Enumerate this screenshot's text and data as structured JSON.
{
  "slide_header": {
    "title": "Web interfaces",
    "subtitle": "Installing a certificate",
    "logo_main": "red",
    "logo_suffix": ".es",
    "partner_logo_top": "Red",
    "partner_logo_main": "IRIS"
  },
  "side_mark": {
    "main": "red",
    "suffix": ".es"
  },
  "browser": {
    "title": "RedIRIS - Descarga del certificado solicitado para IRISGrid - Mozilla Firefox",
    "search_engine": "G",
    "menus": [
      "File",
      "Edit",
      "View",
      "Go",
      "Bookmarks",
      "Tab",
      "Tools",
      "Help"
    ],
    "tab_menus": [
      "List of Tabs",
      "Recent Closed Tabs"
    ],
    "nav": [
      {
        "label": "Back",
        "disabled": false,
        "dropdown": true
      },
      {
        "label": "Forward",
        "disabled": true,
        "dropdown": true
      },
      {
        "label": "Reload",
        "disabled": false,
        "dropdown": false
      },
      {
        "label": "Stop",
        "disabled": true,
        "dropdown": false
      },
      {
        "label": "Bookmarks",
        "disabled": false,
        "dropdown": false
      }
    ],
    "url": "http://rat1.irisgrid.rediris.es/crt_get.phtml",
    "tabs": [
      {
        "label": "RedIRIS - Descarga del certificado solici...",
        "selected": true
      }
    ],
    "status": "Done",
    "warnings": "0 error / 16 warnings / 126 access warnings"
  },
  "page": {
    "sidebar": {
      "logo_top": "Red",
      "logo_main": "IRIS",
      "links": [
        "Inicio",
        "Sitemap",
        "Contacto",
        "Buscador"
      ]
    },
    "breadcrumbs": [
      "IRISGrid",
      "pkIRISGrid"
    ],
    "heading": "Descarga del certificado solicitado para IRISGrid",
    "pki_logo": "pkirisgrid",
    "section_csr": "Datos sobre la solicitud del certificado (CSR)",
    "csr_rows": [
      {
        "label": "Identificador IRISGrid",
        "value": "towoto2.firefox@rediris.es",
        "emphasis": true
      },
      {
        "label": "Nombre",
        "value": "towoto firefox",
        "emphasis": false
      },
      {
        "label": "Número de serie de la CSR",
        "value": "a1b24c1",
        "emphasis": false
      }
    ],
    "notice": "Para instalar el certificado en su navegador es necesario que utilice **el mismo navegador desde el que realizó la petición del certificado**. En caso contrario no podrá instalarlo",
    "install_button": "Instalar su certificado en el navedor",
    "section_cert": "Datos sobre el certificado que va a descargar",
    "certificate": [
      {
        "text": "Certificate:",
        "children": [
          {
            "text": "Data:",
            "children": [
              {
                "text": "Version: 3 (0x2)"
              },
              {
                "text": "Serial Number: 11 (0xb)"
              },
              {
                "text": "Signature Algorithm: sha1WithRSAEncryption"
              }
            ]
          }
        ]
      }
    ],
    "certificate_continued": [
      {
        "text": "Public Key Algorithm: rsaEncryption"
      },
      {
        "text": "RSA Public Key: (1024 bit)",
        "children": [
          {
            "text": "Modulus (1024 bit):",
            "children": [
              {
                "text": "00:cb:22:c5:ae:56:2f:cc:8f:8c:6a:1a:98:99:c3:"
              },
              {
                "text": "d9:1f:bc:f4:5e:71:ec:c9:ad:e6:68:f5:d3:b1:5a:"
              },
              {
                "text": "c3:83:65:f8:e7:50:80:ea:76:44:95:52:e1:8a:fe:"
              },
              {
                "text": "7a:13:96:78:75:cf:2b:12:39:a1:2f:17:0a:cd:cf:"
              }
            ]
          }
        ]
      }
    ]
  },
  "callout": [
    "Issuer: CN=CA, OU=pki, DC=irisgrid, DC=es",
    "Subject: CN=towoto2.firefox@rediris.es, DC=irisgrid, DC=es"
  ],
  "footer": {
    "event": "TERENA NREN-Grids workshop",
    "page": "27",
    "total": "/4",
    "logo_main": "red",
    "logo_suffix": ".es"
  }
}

··········

◆ **EXERCISE AIM**
Exactly reproduce every line of the data above.

◆ **FINISHED TASK**
Enumerate this screenshot's text and data as structured JSON.
{
  "slide_header": {
    "title": "Web interfaces",
    "subtitle": "Installing a certificate",
    "logo_main": "red",
    "logo_suffix": ".es",
    "partner_logo_top": "Red",
    "partner_logo_main": "IRIS"
  },
  "side_mark": {
    "main": "red",
    "suffix": ".es"
  },
  "browser": {
    "title": "RedIRIS - Descarga del certificado solicitado para IRISGrid - Mozilla Firefox",
    "search_engine": "G",
    "menus": [
      "File",
      "Edit",
      "View",
      "Go",
      "Bookmarks",
      "Tab",
      "Tools",
      "Help"
    ],
    "tab_menus": [
      "List of Tabs",
      "Recent Closed Tabs"
    ],
    "nav": [
      {
        "label": "Back",
        "disabled": false,
        "dropdown": true
      },
      {
        "label": "Forward",
        "disabled": true,
        "dropdown": true
      },
      {
        "label": "Reload",
        "disabled": false,
        "dropdown": false
      },
      {
        "label": "Stop",
        "disabled": true,
        "dropdown": false
      },
      {
        "label": "Bookmarks",
        "disabled": false,
        "dropdown": false
      }
    ],
    "url": "http://rat1.irisgrid.rediris.es/crt_get.phtml",
    "tabs": [
      {
        "label": "RedIRIS - Descarga del certificado solici...",
        "selected": true
      }
    ],
    "status": "Done",
    "warnings": "0 error / 16 warnings / 126 access warnings"
  },
  "page": {
    "sidebar": {
      "logo_top": "Red",
      "logo_main": "IRIS",
      "links": [
        "Inicio",
        "Sitemap",
        "Contacto",
        "Buscador"
      ]
    },
    "breadcrumbs": [
      "IRISGrid",
      "pkIRISGrid"
    ],
    "heading": "Descarga del certificado solicitado para IRISGrid",
    "pki_logo": "pkirisgrid",
    "section_csr": "Datos sobre la solicitud del certificado (CSR)",
    "csr_rows": [
      {
        "label": "Identificador IRISGrid",
        "value": "towoto2.firefox@rediris.es",
        "emphasis": true
      },
      {
        "label": "Nombre",
        "value": "towoto firefox",
        "emphasis": false
      },
      {
        "label": "Número de serie de la CSR",
        "value": "a1b24c1",
        "emphasis": false
      }
    ],
    "notice": "Para instalar el certificado en su navegador es necesario que utilice **el mismo navegador desde el que realizó la petición del certificado**. En caso contrario no podrá instalarlo",
    "install_button": "Instalar su certificado en el navedor",
    "section_cert": "Datos sobre el certificado que va a descargar",
    "certificate": [
      {
        "text": "Certificate:",
        "children": [
          {
            "text": "Data:",
            "children": [
              {
                "text": "Version: 3 (0x2)"
              },
              {
                "text": "Serial Number: 11 (0xb)"
              },
              {
                "text": "Signature Algorithm: sha1WithRSAEncryption"
              }
            ]
          }
        ]
      }
    ],
    "certificate_continued": [
      {
        "text": "Public Key Algorithm: rsaEncryption"
      },
      {
        "text": "RSA Public Key: (1024 bit)",
        "children": [
          {
            "text": "Modulus (1024 bit):",
            "children": [
              {
                "text": "00:cb:22:c5:ae:56:2f:cc:8f:8c:6a:1a:98:99:c3:"
              },
              {
                "text": "d9:1f:bc:f4:5e:71:ec:c9:ad:e6:68:f5:d3:b1:5a:"
              },
              {
                "text": "c3:83:65:f8:e7:50:80:ea:76:44:95:52:e1:8a:fe:"
              },
              {
                "text": "7a:13:96:78:75:cf:2b:12:39:a1:2f:17:0a:cd:cf:"
              }
            ]
          }
        ]
      }
    ]
  },
  "callout": [
    "Issuer: CN=CA, OU=pki, DC=irisgrid, DC=es",
    "Subject: CN=towoto2.firefox@rediris.es, DC=irisgrid, DC=es"
  ],
  "footer": {
    "event": "TERENA NREN-Grids workshop",
    "page": "27",
    "total": "/4",
    "logo_main": "red",
    "logo_suffix": ".es"
  }
}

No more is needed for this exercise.